Extracted records:
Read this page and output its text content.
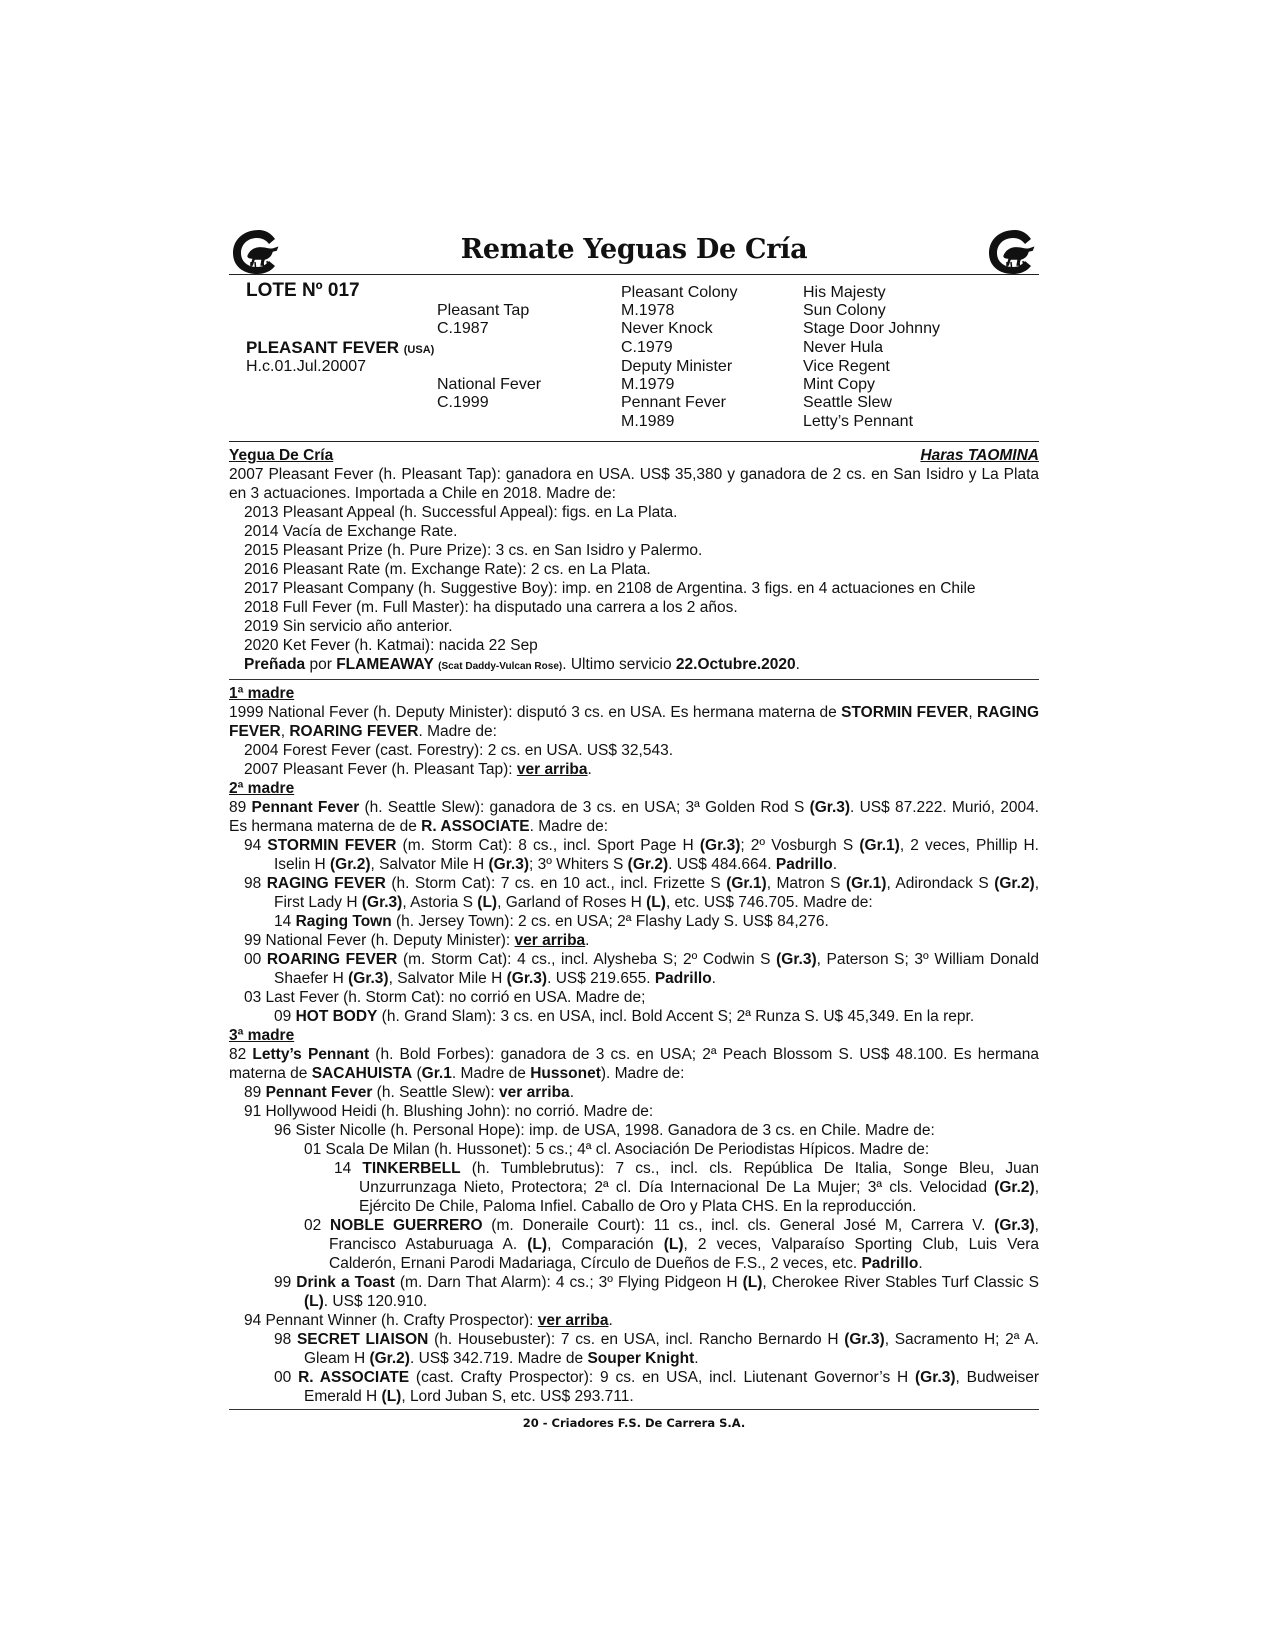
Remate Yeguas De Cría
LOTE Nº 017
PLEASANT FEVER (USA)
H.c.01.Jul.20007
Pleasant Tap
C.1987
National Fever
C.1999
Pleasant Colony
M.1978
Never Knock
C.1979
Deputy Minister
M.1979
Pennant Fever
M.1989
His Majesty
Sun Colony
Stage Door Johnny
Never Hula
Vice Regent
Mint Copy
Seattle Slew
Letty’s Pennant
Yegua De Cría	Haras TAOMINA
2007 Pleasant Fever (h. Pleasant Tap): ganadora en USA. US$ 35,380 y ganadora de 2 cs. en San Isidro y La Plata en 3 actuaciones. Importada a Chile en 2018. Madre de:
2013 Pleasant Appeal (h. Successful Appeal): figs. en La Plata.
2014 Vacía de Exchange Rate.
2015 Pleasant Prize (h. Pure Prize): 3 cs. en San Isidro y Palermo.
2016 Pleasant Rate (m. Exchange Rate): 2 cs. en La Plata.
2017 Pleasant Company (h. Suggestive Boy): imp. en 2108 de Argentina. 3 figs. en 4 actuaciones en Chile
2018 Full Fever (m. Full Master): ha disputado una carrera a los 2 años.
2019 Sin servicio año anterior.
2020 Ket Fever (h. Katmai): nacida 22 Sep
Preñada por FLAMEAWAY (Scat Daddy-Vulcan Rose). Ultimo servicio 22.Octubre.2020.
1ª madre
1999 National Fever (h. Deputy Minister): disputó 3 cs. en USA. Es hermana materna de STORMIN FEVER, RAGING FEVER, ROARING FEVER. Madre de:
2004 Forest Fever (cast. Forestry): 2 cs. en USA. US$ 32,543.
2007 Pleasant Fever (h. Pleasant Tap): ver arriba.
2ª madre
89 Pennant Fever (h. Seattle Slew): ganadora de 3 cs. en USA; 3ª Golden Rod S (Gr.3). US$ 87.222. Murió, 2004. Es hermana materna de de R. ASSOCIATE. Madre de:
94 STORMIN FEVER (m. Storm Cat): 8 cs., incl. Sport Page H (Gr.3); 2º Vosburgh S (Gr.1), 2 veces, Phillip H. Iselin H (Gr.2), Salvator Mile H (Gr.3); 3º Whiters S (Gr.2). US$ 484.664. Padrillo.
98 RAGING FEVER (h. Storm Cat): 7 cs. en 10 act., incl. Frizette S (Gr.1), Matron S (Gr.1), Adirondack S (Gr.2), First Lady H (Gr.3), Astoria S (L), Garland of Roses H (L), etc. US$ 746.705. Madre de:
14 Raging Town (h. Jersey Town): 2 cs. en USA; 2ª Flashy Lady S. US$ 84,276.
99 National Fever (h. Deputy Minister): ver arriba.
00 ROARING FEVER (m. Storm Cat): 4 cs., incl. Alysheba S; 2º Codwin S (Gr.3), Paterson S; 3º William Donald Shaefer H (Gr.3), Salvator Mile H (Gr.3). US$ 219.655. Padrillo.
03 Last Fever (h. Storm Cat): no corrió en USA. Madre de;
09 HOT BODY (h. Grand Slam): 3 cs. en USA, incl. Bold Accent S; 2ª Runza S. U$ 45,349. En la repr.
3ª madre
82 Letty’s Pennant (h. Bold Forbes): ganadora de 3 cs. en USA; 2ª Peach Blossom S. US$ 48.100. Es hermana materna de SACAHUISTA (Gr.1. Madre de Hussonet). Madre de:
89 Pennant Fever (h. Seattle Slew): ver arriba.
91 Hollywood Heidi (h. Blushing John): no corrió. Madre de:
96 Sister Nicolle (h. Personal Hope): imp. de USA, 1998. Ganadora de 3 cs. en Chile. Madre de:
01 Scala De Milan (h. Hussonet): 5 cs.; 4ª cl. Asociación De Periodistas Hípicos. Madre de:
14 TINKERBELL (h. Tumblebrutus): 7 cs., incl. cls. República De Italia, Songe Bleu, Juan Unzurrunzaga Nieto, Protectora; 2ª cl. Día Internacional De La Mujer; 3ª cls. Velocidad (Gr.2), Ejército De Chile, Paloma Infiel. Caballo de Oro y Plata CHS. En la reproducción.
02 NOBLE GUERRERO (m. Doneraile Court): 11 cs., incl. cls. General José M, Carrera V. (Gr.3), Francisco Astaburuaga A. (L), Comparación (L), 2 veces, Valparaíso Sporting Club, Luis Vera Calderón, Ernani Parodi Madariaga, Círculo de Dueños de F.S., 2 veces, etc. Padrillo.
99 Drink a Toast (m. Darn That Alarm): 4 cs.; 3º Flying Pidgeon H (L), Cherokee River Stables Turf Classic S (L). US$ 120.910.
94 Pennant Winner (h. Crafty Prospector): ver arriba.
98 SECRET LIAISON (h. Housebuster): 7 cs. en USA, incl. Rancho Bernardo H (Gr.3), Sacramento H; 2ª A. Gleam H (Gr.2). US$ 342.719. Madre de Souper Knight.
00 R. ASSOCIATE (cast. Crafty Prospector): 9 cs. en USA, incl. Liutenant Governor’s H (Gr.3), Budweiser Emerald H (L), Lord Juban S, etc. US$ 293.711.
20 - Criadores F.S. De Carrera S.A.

▸ **What the task requires**:
Output an exact copy of the material, with the pictures removed.

▸ **Written response**:
Read this page and output its text content.
Remate Yeguas De Cría
LOTE Nº 017
PLEASANT FEVER (USA)
H.c.01.Jul.20007
Pleasant Tap
C.1987
National Fever
C.1999
Pleasant Colony
M.1978
Never Knock
C.1979
Deputy Minister
M.1979
Pennant Fever
M.1989
His Majesty
Sun Colony
Stage Door Johnny
Never Hula
Vice Regent
Mint Copy
Seattle Slew
Letty’s Pennant
Yegua De Cría	Haras TAOMINA
2007 Pleasant Fever (h. Pleasant Tap): ganadora en USA. US$ 35,380 y ganadora de 2 cs. en San Isidro y La Plata en 3 actuaciones. Importada a Chile en 2018. Madre de:
2013 Pleasant Appeal (h. Successful Appeal): figs. en La Plata.
2014 Vacía de Exchange Rate.
2015 Pleasant Prize (h. Pure Prize): 3 cs. en San Isidro y Palermo.
2016 Pleasant Rate (m. Exchange Rate): 2 cs. en La Plata.
2017 Pleasant Company (h. Suggestive Boy): imp. en 2108 de Argentina. 3 figs. en 4 actuaciones en Chile
2018 Full Fever (m. Full Master): ha disputado una carrera a los 2 años.
2019 Sin servicio año anterior.
2020 Ket Fever (h. Katmai): nacida 22 Sep
Preñada por FLAMEAWAY (Scat Daddy-Vulcan Rose). Ultimo servicio 22.Octubre.2020.
1ª madre
1999 National Fever (h. Deputy Minister): disputó 3 cs. en USA. Es hermana materna de STORMIN FEVER, RAGING FEVER, ROARING FEVER. Madre de:
2004 Forest Fever (cast. Forestry): 2 cs. en USA. US$ 32,543.
2007 Pleasant Fever (h. Pleasant Tap): ver arriba.
2ª madre
89 Pennant Fever (h. Seattle Slew): ganadora de 3 cs. en USA; 3ª Golden Rod S (Gr.3). US$ 87.222. Murió, 2004. Es hermana materna de de R. ASSOCIATE. Madre de:
94 STORMIN FEVER (m. Storm Cat): 8 cs., incl. Sport Page H (Gr.3); 2º Vosburgh S (Gr.1), 2 veces, Phillip H. Iselin H (Gr.2), Salvator Mile H (Gr.3); 3º Whiters S (Gr.2). US$ 484.664. Padrillo.
98 RAGING FEVER (h. Storm Cat): 7 cs. en 10 act., incl. Frizette S (Gr.1), Matron S (Gr.1), Adirondack S (Gr.2), First Lady H (Gr.3), Astoria S (L), Garland of Roses H (L), etc. US$ 746.705. Madre de:
14 Raging Town (h. Jersey Town): 2 cs. en USA; 2ª Flashy Lady S. US$ 84,276.
99 National Fever (h. Deputy Minister): ver arriba.
00 ROARING FEVER (m. Storm Cat): 4 cs., incl. Alysheba S; 2º Codwin S (Gr.3), Paterson S; 3º William Donald Shaefer H (Gr.3), Salvator Mile H (Gr.3). US$ 219.655. Padrillo.
03 Last Fever (h. Storm Cat): no corrió en USA. Madre de;
09 HOT BODY (h. Grand Slam): 3 cs. en USA, incl. Bold Accent S; 2ª Runza S. U$ 45,349. En la repr.
3ª madre
82 Letty’s Pennant (h. Bold Forbes): ganadora de 3 cs. en USA; 2ª Peach Blossom S. US$ 48.100. Es hermana materna de SACAHUISTA (Gr.1. Madre de Hussonet). Madre de:
89 Pennant Fever (h. Seattle Slew): ver arriba.
91 Hollywood Heidi (h. Blushing John): no corrió. Madre de:
96 Sister Nicolle (h. Personal Hope): imp. de USA, 1998. Ganadora de 3 cs. en Chile. Madre de:
01 Scala De Milan (h. Hussonet): 5 cs.; 4ª cl. Asociación De Periodistas Hípicos. Madre de:
14 TINKERBELL (h. Tumblebrutus): 7 cs., incl. cls. República De Italia, Songe Bleu, Juan Unzurrunzaga Nieto, Protectora; 2ª cl. Día Internacional De La Mujer; 3ª cls. Velocidad (Gr.2), Ejército De Chile, Paloma Infiel. Caballo de Oro y Plata CHS. En la reproducción.
02 NOBLE GUERRERO (m. Doneraile Court): 11 cs., incl. cls. General José M, Carrera V. (Gr.3), Francisco Astaburuaga A. (L), Comparación (L), 2 veces, Valparaíso Sporting Club, Luis Vera Calderón, Ernani Parodi Madariaga, Círculo de Dueños de F.S., 2 veces, etc. Padrillo.
99 Drink a Toast (m. Darn That Alarm): 4 cs.; 3º Flying Pidgeon H (L), Cherokee River Stables Turf Classic S (L). US$ 120.910.
94 Pennant Winner (h. Crafty Prospector): ver arriba.
98 SECRET LIAISON (h. Housebuster): 7 cs. en USA, incl. Rancho Bernardo H (Gr.3), Sacramento H; 2ª A. Gleam H (Gr.2). US$ 342.719. Madre de Souper Knight.
00 R. ASSOCIATE (cast. Crafty Prospector): 9 cs. en USA, incl. Liutenant Governor’s H (Gr.3), Budweiser Emerald H (L), Lord Juban S, etc. US$ 293.711.
20 - Criadores F.S. De Carrera S.A.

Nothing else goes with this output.